#### EXERCISE DIRECTIONS:
Wherever the string "from" appears in the listing, copy that line.

#### LISTING:

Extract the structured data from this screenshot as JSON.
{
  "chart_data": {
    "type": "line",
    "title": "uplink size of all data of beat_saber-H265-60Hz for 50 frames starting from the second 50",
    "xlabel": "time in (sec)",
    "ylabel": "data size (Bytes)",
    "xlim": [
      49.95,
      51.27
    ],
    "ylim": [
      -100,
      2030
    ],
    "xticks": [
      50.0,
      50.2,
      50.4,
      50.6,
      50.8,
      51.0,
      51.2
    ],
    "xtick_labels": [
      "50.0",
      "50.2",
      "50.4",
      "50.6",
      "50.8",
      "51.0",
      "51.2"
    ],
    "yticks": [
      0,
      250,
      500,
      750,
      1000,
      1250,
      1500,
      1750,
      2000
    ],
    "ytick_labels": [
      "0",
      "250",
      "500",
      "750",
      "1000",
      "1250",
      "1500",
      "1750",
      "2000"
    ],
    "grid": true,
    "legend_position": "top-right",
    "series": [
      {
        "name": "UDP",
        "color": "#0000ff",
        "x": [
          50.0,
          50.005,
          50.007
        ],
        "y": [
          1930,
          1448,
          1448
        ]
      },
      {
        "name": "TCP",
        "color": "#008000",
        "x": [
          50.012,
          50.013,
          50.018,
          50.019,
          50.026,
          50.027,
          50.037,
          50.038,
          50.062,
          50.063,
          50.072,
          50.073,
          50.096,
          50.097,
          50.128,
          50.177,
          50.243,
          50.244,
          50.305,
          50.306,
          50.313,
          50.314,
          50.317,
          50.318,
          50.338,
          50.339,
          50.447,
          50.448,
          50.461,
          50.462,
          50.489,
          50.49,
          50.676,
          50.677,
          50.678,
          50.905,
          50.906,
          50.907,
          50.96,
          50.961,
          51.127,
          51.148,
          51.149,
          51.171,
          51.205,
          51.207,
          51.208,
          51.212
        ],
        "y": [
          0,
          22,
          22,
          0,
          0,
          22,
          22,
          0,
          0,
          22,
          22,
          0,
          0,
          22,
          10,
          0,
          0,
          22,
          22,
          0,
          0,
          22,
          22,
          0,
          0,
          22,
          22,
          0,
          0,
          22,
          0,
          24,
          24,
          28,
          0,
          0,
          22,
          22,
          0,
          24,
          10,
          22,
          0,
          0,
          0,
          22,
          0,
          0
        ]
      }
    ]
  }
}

#### SOLVED PROBLEM:
Extract the structured data from this screenshot as JSON.
    "title": "uplink size of all data of beat_saber-H265-60Hz for 50 frames starting from the second 50",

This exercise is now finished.